▶ **Figure collection entries**
=====

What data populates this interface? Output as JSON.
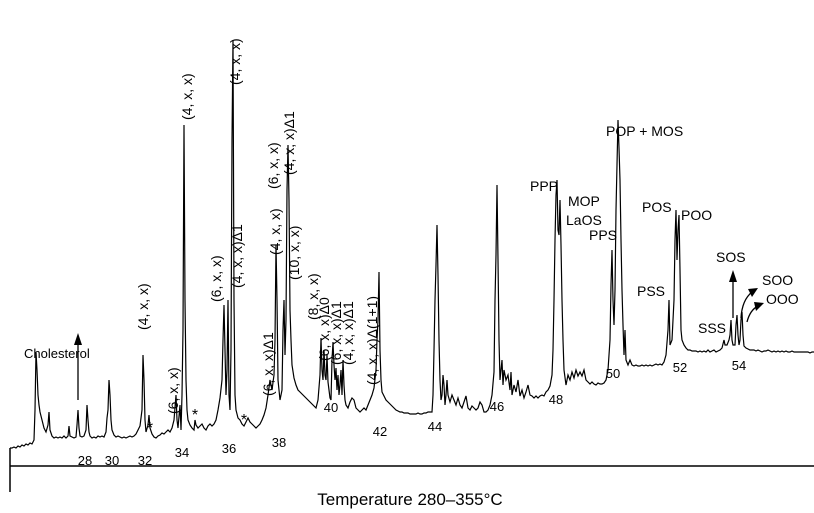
{
  "chart_data": {
    "type": "line",
    "xlabel": "Temperature 280–355°C",
    "x_ticks": [
      "28",
      "30",
      "32",
      "34",
      "36",
      "38",
      "40",
      "42",
      "44",
      "46",
      "48",
      "50",
      "52",
      "54"
    ],
    "peak_labels": [
      {
        "text": "Cholesterol"
      },
      {
        "text": "(4, x, x)"
      },
      {
        "text": "(6, x, x)"
      },
      {
        "text": "(4, x, x)"
      },
      {
        "text": "(6, x, x)"
      },
      {
        "text": "(4, x, x)"
      },
      {
        "text": "(4, x, x)Δ1"
      },
      {
        "text": "(6, x, x)Δ1"
      },
      {
        "text": "(4, x, x)"
      },
      {
        "text": "(6, x, x)"
      },
      {
        "text": "(4, x, x)Δ1"
      },
      {
        "text": "(10, x, x)"
      },
      {
        "text": "(8, x, x)"
      },
      {
        "text": "(6, x, x)Δ0"
      },
      {
        "text": "(6, x, x)Δ1"
      },
      {
        "text": "(4, x, x)Δ1"
      },
      {
        "text": "(4, x, x)Δ(1+1)"
      },
      {
        "text": "PPP"
      },
      {
        "text": "MOP"
      },
      {
        "text": "LaOS"
      },
      {
        "text": "PPS"
      },
      {
        "text": "POP + MOS"
      },
      {
        "text": "POS"
      },
      {
        "text": "POO"
      },
      {
        "text": "PSS"
      },
      {
        "text": "SOS"
      },
      {
        "text": "SOO"
      },
      {
        "text": "OOO"
      },
      {
        "text": "SSS"
      }
    ],
    "markers": [
      "*",
      "*",
      "*"
    ]
  }
}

=====

▶ **Aim of the task**
Make an exact copy of the records shown above, without the pictures.

▶ **Final answer**
What data populates this interface? Output as JSON.
{
  "chart_data": {
    "type": "line",
    "xlabel": "Temperature 280–355°C",
    "x_ticks": [
      "28",
      "30",
      "32",
      "34",
      "36",
      "38",
      "40",
      "42",
      "44",
      "46",
      "48",
      "50",
      "52",
      "54"
    ],
    "peak_labels": [
      {
        "text": "Cholesterol"
      },
      {
        "text": "(4, x, x)"
      },
      {
        "text": "(6, x, x)"
      },
      {
        "text": "(4, x, x)"
      },
      {
        "text": "(6, x, x)"
      },
      {
        "text": "(4, x, x)"
      },
      {
        "text": "(4, x, x)Δ1"
      },
      {
        "text": "(6, x, x)Δ1"
      },
      {
        "text": "(4, x, x)"
      },
      {
        "text": "(6, x, x)"
      },
      {
        "text": "(4, x, x)Δ1"
      },
      {
        "text": "(10, x, x)"
      },
      {
        "text": "(8, x, x)"
      },
      {
        "text": "(6, x, x)Δ0"
      },
      {
        "text": "(6, x, x)Δ1"
      },
      {
        "text": "(4, x, x)Δ1"
      },
      {
        "text": "(4, x, x)Δ(1+1)"
      },
      {
        "text": "PPP"
      },
      {
        "text": "MOP"
      },
      {
        "text": "LaOS"
      },
      {
        "text": "PPS"
      },
      {
        "text": "POP + MOS"
      },
      {
        "text": "POS"
      },
      {
        "text": "POO"
      },
      {
        "text": "PSS"
      },
      {
        "text": "SOS"
      },
      {
        "text": "SOO"
      },
      {
        "text": "OOO"
      },
      {
        "text": "SSS"
      }
    ],
    "markers": [
      "*",
      "*",
      "*"
    ]
  }
}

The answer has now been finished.